▶ Stated problem
Write out the passage on the proposed city tax measures word for word, from "The third measure, proposed" to "Board of Supervisors.".

Some businesses are in opposition to the increase in taxes being proposed during the current crisis, but the Board of Supervisors indicated the city will use this money to provide services to the public.

The first tax measure, proposed by Supervisors Matt Haney and Hillary Ronen, will tax CEOs earning at least 100 times the median income of their workers. The proposed measure could impact businesses including Charles Scharf’s Wells Fargo, Al Kelly’s Visa, Sonia Syngal’s Gap Inc., Brian Roberts’ Comcast, Brian Moynihan’s Bank of America, Jamie Dimon’s JP Morgan, and Brian Niccol’s Chipotle. With the new tax measure, approximately $140 million could be raised annually.

The second measure, proposed by Supervisor Gordon Mar, would put a 1.12 percent payroll tax on stock-based compensation which could raise between $50 million and $150 million.

The third measure, proposed by Supervisor Dean Preston, would double the transfer tax for residential and commercial properties sold for over $10 million from three percent to six percent. The fourth and fifth measures are proposals to remove the city’s gross receipts tax, one proposed by Mayor London Breed and the other by the Board of Supervisors.

The Board of Supervisors have until the end of July to finalize their decision or remove measures from the ballot.

▶ Material

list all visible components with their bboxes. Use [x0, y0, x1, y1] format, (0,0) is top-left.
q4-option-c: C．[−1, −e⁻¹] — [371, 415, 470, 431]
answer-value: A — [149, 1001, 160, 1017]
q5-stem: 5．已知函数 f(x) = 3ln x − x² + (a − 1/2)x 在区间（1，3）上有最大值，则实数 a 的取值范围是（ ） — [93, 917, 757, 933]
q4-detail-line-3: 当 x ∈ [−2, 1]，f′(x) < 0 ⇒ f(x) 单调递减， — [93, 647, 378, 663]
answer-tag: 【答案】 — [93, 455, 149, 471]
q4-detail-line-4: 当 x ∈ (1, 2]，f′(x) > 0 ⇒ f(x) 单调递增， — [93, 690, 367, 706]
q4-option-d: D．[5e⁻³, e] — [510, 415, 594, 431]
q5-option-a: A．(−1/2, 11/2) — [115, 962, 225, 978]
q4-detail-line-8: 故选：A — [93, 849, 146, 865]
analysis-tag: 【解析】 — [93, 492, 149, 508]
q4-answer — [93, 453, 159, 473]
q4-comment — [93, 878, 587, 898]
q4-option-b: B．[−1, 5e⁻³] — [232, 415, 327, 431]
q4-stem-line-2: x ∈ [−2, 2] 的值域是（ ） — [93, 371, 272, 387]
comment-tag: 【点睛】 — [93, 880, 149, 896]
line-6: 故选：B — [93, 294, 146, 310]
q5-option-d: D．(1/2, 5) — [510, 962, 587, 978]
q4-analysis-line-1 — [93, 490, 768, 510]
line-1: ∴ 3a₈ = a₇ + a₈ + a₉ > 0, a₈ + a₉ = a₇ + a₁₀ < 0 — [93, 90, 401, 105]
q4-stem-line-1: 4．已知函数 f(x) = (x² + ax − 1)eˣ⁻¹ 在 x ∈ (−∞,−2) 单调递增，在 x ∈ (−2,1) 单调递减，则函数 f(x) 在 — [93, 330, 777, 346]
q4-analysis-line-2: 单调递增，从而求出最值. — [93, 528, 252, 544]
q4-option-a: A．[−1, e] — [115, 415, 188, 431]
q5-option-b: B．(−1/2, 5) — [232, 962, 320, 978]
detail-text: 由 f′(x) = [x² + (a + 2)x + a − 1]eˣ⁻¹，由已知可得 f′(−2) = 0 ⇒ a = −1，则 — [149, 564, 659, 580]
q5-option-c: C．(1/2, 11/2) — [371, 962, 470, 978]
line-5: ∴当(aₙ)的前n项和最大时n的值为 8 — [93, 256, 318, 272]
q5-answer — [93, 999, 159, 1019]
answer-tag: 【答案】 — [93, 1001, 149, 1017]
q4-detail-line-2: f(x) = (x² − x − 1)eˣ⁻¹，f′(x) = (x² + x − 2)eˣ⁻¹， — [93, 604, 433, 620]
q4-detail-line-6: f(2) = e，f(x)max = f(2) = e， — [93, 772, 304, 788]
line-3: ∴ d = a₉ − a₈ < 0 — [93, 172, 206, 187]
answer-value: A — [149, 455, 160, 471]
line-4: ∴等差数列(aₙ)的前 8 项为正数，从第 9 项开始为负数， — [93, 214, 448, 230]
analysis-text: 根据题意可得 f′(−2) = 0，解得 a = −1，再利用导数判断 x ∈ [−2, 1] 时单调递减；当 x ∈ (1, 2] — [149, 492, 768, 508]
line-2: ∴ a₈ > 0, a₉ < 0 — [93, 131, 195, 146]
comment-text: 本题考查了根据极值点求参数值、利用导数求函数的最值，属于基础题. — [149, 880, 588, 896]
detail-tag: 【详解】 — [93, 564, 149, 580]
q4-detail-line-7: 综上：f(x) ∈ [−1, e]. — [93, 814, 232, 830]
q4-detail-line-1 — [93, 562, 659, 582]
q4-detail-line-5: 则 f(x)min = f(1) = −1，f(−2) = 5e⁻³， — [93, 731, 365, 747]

▶ Reply
The third measure, proposed by Supervisor Dean Preston, would double the transfer tax for residential and commercial properties sold for over $10 million from three percent to six percent. The fourth and fifth measures are proposals to remove the city’s gross receipts tax, one proposed by Mayor London Breed and the other by the Board of Supervisors.